§ Short problem: The records that follow must be reproduced in full, exactly as written.

§ Data:
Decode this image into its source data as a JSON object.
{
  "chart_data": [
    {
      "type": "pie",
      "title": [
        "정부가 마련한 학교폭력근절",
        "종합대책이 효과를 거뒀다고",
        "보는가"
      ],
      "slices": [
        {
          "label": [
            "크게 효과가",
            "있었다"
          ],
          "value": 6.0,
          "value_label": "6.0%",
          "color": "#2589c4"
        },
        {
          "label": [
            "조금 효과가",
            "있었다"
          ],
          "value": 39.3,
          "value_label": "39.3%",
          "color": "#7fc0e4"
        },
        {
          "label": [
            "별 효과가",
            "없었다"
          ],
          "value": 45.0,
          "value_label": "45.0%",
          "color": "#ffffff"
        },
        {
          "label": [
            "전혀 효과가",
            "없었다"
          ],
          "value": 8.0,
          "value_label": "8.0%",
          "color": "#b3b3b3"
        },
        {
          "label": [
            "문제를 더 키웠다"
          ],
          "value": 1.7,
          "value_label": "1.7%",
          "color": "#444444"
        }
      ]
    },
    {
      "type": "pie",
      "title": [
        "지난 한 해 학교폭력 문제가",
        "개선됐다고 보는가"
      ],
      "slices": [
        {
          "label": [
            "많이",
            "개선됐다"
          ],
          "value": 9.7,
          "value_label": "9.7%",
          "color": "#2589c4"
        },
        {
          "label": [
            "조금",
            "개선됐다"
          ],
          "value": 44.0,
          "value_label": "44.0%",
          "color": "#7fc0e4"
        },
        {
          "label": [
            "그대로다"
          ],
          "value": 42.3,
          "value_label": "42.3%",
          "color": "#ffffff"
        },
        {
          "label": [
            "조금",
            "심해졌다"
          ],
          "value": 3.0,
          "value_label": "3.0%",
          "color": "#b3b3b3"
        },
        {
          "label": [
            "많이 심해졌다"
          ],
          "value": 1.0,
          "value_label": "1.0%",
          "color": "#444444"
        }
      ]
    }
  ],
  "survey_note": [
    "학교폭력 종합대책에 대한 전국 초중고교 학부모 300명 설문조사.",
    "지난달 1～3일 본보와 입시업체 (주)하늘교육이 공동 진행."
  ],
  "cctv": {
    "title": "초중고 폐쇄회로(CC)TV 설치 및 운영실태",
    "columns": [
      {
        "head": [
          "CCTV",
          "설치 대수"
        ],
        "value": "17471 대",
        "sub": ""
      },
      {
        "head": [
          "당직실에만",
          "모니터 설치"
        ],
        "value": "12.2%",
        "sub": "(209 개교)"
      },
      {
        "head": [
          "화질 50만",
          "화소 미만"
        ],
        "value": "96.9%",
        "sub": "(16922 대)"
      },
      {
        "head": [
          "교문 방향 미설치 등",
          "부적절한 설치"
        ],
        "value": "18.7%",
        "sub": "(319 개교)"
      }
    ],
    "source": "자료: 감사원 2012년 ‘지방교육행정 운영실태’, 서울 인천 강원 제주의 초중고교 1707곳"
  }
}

§ Response to this exercise:
Decode this image into its source data as a JSON object.
{
  "chart_data": [
    {
      "type": "pie",
      "title": [
        "정부가 마련한 학교폭력근절",
        "종합대책이 효과를 거뒀다고",
        "보는가"
      ],
      "slices": [
        {
          "label": [
            "크게 효과가",
            "있었다"
          ],
          "value": 6.0,
          "value_label": "6.0%",
          "color": "#2589c4"
        },
        {
          "label": [
            "조금 효과가",
            "있었다"
          ],
          "value": 39.3,
          "value_label": "39.3%",
          "color": "#7fc0e4"
        },
        {
          "label": [
            "별 효과가",
            "없었다"
          ],
          "value": 45.0,
          "value_label": "45.0%",
          "color": "#ffffff"
        },
        {
          "label": [
            "전혀 효과가",
            "없었다"
          ],
          "value": 8.0,
          "value_label": "8.0%",
          "color": "#b3b3b3"
        },
        {
          "label": [
            "문제를 더 키웠다"
          ],
          "value": 1.7,
          "value_label": "1.7%",
          "color": "#444444"
        }
      ]
    },
    {
      "type": "pie",
      "title": [
        "지난 한 해 학교폭력 문제가",
        "개선됐다고 보는가"
      ],
      "slices": [
        {
          "label": [
            "많이",
            "개선됐다"
          ],
          "value": 9.7,
          "value_label": "9.7%",
          "color": "#2589c4"
        },
        {
          "label": [
            "조금",
            "개선됐다"
          ],
          "value": 44.0,
          "value_label": "44.0%",
          "color": "#7fc0e4"
        },
        {
          "label": [
            "그대로다"
          ],
          "value": 42.3,
          "value_label": "42.3%",
          "color": "#ffffff"
        },
        {
          "label": [
            "조금",
            "심해졌다"
          ],
          "value": 3.0,
          "value_label": "3.0%",
          "color": "#b3b3b3"
        },
        {
          "label": [
            "많이 심해졌다"
          ],
          "value": 1.0,
          "value_label": "1.0%",
          "color": "#444444"
        }
      ]
    }
  ],
  "survey_note": [
    "학교폭력 종합대책에 대한 전국 초중고교 학부모 300명 설문조사.",
    "지난달 1～3일 본보와 입시업체 (주)하늘교육이 공동 진행."
  ],
  "cctv": {
    "title": "초중고 폐쇄회로(CC)TV 설치 및 운영실태",
    "columns": [
      {
        "head": [
          "CCTV",
          "설치 대수"
        ],
        "value": "17471 대",
        "sub": ""
      },
      {
        "head": [
          "당직실에만",
          "모니터 설치"
        ],
        "value": "12.2%",
        "sub": "(209 개교)"
      },
      {
        "head": [
          "화질 50만",
          "화소 미만"
        ],
        "value": "96.9%",
        "sub": "(16922 대)"
      },
      {
        "head": [
          "교문 방향 미설치 등",
          "부적절한 설치"
        ],
        "value": "18.7%",
        "sub": "(319 개교)"
      }
    ],
    "source": "자료: 감사원 2012년 ‘지방교육행정 운영실태’, 서울 인천 강원 제주의 초중고교 1707곳"
  }
}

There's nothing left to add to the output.